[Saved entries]
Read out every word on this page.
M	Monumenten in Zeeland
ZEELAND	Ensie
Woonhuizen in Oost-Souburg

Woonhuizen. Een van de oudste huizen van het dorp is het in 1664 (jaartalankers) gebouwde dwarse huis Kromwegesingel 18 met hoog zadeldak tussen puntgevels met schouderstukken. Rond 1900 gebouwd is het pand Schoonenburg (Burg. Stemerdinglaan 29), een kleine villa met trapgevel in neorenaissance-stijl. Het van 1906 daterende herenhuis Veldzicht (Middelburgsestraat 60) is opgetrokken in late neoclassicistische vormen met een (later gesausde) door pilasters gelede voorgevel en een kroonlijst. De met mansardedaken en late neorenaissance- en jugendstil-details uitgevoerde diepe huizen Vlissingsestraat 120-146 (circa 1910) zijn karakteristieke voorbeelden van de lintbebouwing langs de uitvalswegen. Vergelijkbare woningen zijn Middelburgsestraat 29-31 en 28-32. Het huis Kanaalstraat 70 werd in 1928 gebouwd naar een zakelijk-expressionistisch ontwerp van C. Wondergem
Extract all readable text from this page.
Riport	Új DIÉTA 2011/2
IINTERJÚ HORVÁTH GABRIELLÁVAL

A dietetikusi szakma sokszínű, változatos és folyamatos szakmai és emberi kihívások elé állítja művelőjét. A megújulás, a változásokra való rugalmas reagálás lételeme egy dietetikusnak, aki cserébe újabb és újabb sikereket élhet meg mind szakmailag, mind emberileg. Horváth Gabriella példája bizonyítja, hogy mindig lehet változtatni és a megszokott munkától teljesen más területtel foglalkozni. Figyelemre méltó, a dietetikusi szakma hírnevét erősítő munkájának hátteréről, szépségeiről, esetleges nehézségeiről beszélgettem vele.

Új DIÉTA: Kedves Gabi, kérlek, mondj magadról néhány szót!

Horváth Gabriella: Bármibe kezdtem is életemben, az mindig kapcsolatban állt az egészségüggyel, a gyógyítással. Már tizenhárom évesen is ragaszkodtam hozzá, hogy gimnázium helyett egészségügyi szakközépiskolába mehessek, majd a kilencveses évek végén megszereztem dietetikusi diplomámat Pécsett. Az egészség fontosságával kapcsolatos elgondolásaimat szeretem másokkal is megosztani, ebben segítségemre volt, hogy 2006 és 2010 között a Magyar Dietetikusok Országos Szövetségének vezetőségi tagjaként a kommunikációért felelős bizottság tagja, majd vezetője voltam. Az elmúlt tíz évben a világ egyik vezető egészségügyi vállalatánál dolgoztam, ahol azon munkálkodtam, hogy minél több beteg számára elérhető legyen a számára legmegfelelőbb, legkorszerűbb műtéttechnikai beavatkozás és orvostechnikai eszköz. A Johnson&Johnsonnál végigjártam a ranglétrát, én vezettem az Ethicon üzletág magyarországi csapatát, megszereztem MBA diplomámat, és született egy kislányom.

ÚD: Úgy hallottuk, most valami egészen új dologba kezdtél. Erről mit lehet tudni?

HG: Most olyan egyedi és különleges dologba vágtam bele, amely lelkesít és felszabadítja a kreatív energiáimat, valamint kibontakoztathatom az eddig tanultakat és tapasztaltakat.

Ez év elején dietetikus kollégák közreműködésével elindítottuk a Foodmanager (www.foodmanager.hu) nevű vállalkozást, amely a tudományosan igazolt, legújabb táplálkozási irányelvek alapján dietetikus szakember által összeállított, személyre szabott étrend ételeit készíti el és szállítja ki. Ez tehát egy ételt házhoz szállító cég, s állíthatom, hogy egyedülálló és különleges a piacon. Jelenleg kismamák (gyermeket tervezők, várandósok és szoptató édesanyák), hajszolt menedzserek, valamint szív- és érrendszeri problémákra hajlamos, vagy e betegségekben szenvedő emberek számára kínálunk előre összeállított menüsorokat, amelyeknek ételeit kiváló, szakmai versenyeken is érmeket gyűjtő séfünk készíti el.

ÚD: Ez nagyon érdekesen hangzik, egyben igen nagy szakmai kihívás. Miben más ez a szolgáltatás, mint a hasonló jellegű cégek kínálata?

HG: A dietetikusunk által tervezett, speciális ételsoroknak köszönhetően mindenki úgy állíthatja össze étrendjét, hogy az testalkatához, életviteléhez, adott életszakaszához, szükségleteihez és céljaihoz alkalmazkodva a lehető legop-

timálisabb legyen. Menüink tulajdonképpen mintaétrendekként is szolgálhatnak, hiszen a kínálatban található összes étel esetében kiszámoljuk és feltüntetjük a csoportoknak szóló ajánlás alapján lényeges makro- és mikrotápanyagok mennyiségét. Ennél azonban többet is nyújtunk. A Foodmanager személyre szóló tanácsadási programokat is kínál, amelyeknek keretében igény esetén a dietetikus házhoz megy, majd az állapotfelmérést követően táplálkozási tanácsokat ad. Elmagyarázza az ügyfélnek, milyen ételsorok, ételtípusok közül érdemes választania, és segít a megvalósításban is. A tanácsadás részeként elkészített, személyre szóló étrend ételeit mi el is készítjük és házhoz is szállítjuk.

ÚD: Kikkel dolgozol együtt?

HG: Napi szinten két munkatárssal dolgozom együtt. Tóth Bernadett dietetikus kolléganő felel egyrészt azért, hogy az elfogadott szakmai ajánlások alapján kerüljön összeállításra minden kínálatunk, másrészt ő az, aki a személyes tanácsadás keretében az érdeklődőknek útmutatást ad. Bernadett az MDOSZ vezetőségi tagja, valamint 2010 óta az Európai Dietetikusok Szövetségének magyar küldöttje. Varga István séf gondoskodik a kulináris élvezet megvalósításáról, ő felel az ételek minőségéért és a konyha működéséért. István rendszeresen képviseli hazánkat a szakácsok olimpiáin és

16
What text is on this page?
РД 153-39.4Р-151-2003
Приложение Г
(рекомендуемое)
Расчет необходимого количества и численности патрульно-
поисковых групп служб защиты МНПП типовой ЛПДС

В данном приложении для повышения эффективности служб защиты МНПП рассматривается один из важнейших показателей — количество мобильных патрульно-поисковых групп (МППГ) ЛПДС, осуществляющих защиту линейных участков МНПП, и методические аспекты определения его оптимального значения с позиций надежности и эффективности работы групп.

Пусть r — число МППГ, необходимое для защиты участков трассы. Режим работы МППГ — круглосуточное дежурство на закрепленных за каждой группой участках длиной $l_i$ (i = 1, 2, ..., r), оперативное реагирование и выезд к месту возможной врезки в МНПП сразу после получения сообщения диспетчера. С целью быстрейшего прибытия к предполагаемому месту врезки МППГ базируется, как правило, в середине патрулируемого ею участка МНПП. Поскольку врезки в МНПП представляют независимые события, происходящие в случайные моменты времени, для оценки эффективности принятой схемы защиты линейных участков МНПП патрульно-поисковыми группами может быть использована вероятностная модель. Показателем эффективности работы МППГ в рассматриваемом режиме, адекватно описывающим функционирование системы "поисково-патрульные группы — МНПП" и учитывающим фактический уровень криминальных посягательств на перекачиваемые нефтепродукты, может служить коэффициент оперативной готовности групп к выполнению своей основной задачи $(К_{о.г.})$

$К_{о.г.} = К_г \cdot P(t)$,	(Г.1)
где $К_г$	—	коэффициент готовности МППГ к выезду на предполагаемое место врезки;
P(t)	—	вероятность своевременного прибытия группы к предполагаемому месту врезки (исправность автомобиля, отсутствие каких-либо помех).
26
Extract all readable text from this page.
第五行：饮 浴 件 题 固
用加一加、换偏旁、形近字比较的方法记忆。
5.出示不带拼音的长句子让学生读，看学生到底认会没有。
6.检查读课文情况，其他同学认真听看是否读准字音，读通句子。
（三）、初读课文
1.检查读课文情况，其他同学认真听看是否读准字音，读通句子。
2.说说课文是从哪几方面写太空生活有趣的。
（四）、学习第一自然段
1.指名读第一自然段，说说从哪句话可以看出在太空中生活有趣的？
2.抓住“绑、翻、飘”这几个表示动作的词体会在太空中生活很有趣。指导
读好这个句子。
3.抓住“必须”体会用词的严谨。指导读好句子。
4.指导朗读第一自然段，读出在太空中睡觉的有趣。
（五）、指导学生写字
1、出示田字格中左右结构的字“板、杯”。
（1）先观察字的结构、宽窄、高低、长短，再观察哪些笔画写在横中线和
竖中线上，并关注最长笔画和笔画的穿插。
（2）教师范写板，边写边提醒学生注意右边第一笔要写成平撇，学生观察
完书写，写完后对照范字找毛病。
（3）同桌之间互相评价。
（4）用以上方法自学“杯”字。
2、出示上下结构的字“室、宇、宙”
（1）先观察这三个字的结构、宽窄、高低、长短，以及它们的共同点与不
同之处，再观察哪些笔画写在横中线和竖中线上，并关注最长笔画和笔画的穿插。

- **EXERCISE REQUIREMENTS**
Collect every line from the records above that contains the word "page".

- **FINISHED ANSWER**
Read out every word on this page.
Extract all readable text from this page.
What text is on this page?
Extract all readable text from this page.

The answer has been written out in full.